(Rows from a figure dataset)
(begin)

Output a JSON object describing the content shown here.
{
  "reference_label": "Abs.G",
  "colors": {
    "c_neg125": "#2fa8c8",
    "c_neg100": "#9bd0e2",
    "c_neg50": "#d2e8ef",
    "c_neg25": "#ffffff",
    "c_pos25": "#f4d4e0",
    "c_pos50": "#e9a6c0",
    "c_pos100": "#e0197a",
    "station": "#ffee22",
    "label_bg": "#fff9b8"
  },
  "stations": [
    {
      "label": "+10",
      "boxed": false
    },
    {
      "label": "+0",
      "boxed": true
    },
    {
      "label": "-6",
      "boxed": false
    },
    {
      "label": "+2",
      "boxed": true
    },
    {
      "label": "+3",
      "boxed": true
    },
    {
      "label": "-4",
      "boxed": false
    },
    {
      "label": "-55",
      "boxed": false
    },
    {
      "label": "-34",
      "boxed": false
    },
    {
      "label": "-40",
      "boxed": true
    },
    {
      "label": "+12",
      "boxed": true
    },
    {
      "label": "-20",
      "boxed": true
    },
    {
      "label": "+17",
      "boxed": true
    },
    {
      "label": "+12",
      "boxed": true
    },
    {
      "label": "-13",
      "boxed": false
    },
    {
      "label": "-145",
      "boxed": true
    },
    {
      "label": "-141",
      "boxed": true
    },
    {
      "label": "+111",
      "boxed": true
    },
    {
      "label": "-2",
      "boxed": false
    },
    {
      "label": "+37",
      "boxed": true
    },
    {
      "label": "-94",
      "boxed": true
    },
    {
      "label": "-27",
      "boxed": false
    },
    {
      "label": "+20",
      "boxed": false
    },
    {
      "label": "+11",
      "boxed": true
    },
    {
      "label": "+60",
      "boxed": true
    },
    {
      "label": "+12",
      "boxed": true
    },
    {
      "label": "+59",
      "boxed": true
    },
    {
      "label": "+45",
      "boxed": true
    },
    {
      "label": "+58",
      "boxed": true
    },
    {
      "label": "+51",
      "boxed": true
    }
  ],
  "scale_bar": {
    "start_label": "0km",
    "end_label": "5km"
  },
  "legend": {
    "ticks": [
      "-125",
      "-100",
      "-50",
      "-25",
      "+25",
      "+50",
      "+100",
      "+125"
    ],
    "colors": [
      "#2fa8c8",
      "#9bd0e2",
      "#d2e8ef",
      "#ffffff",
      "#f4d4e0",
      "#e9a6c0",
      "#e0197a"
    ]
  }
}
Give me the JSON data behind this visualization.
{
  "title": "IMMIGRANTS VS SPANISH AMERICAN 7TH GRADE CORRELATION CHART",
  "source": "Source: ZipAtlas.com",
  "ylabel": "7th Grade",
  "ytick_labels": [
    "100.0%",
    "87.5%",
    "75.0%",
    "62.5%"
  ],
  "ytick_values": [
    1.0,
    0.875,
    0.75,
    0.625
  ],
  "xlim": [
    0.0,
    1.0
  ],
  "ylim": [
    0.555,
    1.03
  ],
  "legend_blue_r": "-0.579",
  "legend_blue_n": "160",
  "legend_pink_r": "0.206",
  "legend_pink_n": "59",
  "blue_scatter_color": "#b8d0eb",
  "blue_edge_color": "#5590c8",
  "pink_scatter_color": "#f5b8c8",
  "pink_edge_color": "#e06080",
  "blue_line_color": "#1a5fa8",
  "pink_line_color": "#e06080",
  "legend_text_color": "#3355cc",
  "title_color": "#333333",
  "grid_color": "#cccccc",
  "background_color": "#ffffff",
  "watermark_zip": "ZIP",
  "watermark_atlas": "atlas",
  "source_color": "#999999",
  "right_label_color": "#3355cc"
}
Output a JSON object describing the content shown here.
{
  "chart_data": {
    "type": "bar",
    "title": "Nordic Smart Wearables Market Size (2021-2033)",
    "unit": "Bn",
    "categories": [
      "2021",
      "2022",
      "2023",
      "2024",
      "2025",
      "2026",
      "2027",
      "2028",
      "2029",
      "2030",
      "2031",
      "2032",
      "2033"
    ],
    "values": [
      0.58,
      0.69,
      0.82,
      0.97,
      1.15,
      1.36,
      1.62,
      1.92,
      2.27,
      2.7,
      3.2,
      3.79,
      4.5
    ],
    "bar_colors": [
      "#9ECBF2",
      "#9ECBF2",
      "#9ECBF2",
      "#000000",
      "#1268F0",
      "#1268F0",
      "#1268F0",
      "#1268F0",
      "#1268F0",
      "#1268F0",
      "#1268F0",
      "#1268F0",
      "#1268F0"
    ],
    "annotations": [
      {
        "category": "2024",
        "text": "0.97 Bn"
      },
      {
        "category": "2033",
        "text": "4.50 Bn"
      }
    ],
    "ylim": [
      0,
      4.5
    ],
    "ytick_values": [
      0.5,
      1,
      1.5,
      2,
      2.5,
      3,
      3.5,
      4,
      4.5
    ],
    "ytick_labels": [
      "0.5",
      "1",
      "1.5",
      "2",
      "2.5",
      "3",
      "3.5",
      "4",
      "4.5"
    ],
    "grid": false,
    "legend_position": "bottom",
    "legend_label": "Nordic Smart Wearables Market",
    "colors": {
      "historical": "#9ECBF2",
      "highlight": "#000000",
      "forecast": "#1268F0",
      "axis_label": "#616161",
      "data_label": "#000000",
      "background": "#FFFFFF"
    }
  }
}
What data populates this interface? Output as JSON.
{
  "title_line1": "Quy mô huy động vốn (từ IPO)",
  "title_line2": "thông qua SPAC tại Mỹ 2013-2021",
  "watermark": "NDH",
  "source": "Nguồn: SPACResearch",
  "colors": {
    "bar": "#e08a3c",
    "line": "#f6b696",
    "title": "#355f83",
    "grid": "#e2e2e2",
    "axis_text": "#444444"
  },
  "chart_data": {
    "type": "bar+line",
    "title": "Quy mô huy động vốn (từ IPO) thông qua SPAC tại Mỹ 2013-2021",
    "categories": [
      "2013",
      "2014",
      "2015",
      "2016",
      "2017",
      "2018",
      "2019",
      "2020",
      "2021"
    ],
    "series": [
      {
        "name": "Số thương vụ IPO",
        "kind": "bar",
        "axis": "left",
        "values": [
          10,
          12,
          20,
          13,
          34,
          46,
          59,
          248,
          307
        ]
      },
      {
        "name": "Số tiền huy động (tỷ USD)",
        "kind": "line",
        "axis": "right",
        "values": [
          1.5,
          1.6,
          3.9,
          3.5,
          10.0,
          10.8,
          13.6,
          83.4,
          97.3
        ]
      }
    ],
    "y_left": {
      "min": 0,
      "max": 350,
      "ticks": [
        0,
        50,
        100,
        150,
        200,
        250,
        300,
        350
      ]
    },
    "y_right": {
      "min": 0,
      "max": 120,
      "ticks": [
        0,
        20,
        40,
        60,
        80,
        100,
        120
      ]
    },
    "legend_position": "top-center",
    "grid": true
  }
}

(end)

• **Description of the task**:
Reproduce all of the data exactly as given.

• **Correct output**:
Output a JSON object describing the content shown here.
{
  "reference_label": "Abs.G",
  "colors": {
    "c_neg125": "#2fa8c8",
    "c_neg100": "#9bd0e2",
    "c_neg50": "#d2e8ef",
    "c_neg25": "#ffffff",
    "c_pos25": "#f4d4e0",
    "c_pos50": "#e9a6c0",
    "c_pos100": "#e0197a",
    "station": "#ffee22",
    "label_bg": "#fff9b8"
  },
  "stations": [
    {
      "label": "+10",
      "boxed": false
    },
    {
      "label": "+0",
      "boxed": true
    },
    {
      "label": "-6",
      "boxed": false
    },
    {
      "label": "+2",
      "boxed": true
    },
    {
      "label": "+3",
      "boxed": true
    },
    {
      "label": "-4",
      "boxed": false
    },
    {
      "label": "-55",
      "boxed": false
    },
    {
      "label": "-34",
      "boxed": false
    },
    {
      "label": "-40",
      "boxed": true
    },
    {
      "label": "+12",
      "boxed": true
    },
    {
      "label": "-20",
      "boxed": true
    },
    {
      "label": "+17",
      "boxed": true
    },
    {
      "label": "+12",
      "boxed": true
    },
    {
      "label": "-13",
      "boxed": false
    },
    {
      "label": "-145",
      "boxed": true
    },
    {
      "label": "-141",
      "boxed": true
    },
    {
      "label": "+111",
      "boxed": true
    },
    {
      "label": "-2",
      "boxed": false
    },
    {
      "label": "+37",
      "boxed": true
    },
    {
      "label": "-94",
      "boxed": true
    },
    {
      "label": "-27",
      "boxed": false
    },
    {
      "label": "+20",
      "boxed": false
    },
    {
      "label": "+11",
      "boxed": true
    },
    {
      "label": "+60",
      "boxed": true
    },
    {
      "label": "+12",
      "boxed": true
    },
    {
      "label": "+59",
      "boxed": true
    },
    {
      "label": "+45",
      "boxed": true
    },
    {
      "label": "+58",
      "boxed": true
    },
    {
      "label": "+51",
      "boxed": true
    }
  ],
  "scale_bar": {
    "start_label": "0km",
    "end_label": "5km"
  },
  "legend": {
    "ticks": [
      "-125",
      "-100",
      "-50",
      "-25",
      "+25",
      "+50",
      "+100",
      "+125"
    ],
    "colors": [
      "#2fa8c8",
      "#9bd0e2",
      "#d2e8ef",
      "#ffffff",
      "#f4d4e0",
      "#e9a6c0",
      "#e0197a"
    ]
  }
}
Give me the JSON data behind this visualization.
{
  "title": "IMMIGRANTS VS SPANISH AMERICAN 7TH GRADE CORRELATION CHART",
  "source": "Source: ZipAtlas.com",
  "ylabel": "7th Grade",
  "ytick_labels": [
    "100.0%",
    "87.5%",
    "75.0%",
    "62.5%"
  ],
  "ytick_values": [
    1.0,
    0.875,
    0.75,
    0.625
  ],
  "xlim": [
    0.0,
    1.0
  ],
  "ylim": [
    0.555,
    1.03
  ],
  "legend_blue_r": "-0.579",
  "legend_blue_n": "160",
  "legend_pink_r": "0.206",
  "legend_pink_n": "59",
  "blue_scatter_color": "#b8d0eb",
  "blue_edge_color": "#5590c8",
  "pink_scatter_color": "#f5b8c8",
  "pink_edge_color": "#e06080",
  "blue_line_color": "#1a5fa8",
  "pink_line_color": "#e06080",
  "legend_text_color": "#3355cc",
  "title_color": "#333333",
  "grid_color": "#cccccc",
  "background_color": "#ffffff",
  "watermark_zip": "ZIP",
  "watermark_atlas": "atlas",
  "source_color": "#999999",
  "right_label_color": "#3355cc"
}
Output a JSON object describing the content shown here.
{
  "chart_data": {
    "type": "bar",
    "title": "Nordic Smart Wearables Market Size (2021-2033)",
    "unit": "Bn",
    "categories": [
      "2021",
      "2022",
      "2023",
      "2024",
      "2025",
      "2026",
      "2027",
      "2028",
      "2029",
      "2030",
      "2031",
      "2032",
      "2033"
    ],
    "values": [
      0.58,
      0.69,
      0.82,
      0.97,
      1.15,
      1.36,
      1.62,
      1.92,
      2.27,
      2.7,
      3.2,
      3.79,
      4.5
    ],
    "bar_colors": [
      "#9ECBF2",
      "#9ECBF2",
      "#9ECBF2",
      "#000000",
      "#1268F0",
      "#1268F0",
      "#1268F0",
      "#1268F0",
      "#1268F0",
      "#1268F0",
      "#1268F0",
      "#1268F0",
      "#1268F0"
    ],
    "annotations": [
      {
        "category": "2024",
        "text": "0.97 Bn"
      },
      {
        "category": "2033",
        "text": "4.50 Bn"
      }
    ],
    "ylim": [
      0,
      4.5
    ],
    "ytick_values": [
      0.5,
      1,
      1.5,
      2,
      2.5,
      3,
      3.5,
      4,
      4.5
    ],
    "ytick_labels": [
      "0.5",
      "1",
      "1.5",
      "2",
      "2.5",
      "3",
      "3.5",
      "4",
      "4.5"
    ],
    "grid": false,
    "legend_position": "bottom",
    "legend_label": "Nordic Smart Wearables Market",
    "colors": {
      "historical": "#9ECBF2",
      "highlight": "#000000",
      "forecast": "#1268F0",
      "axis_label": "#616161",
      "data_label": "#000000",
      "background": "#FFFFFF"
    }
  }
}
What data populates this interface? Output as JSON.
{
  "title_line1": "Quy mô huy động vốn (từ IPO)",
  "title_line2": "thông qua SPAC tại Mỹ 2013-2021",
  "watermark": "NDH",
  "source": "Nguồn: SPACResearch",
  "colors": {
    "bar": "#e08a3c",
    "line": "#f6b696",
    "title": "#355f83",
    "grid": "#e2e2e2",
    "axis_text": "#444444"
  },
  "chart_data": {
    "type": "bar+line",
    "title": "Quy mô huy động vốn (từ IPO) thông qua SPAC tại Mỹ 2013-2021",
    "categories": [
      "2013",
      "2014",
      "2015",
      "2016",
      "2017",
      "2018",
      "2019",
      "2020",
      "2021"
    ],
    "series": [
      {
        "name": "Số thương vụ IPO",
        "kind": "bar",
        "axis": "left",
        "values": [
          10,
          12,
          20,
          13,
          34,
          46,
          59,
          248,
          307
        ]
      },
      {
        "name": "Số tiền huy động (tỷ USD)",
        "kind": "line",
        "axis": "right",
        "values": [
          1.5,
          1.6,
          3.9,
          3.5,
          10.0,
          10.8,
          13.6,
          83.4,
          97.3
        ]
      }
    ],
    "y_left": {
      "min": 0,
      "max": 350,
      "ticks": [
        0,
        50,
        100,
        150,
        200,
        250,
        300,
        350
      ]
    },
    "y_right": {
      "min": 0,
      "max": 120,
      "ticks": [
        0,
        20,
        40,
        60,
        80,
        100,
        120
      ]
    },
    "legend_position": "top-center",
    "grid": true
  }
}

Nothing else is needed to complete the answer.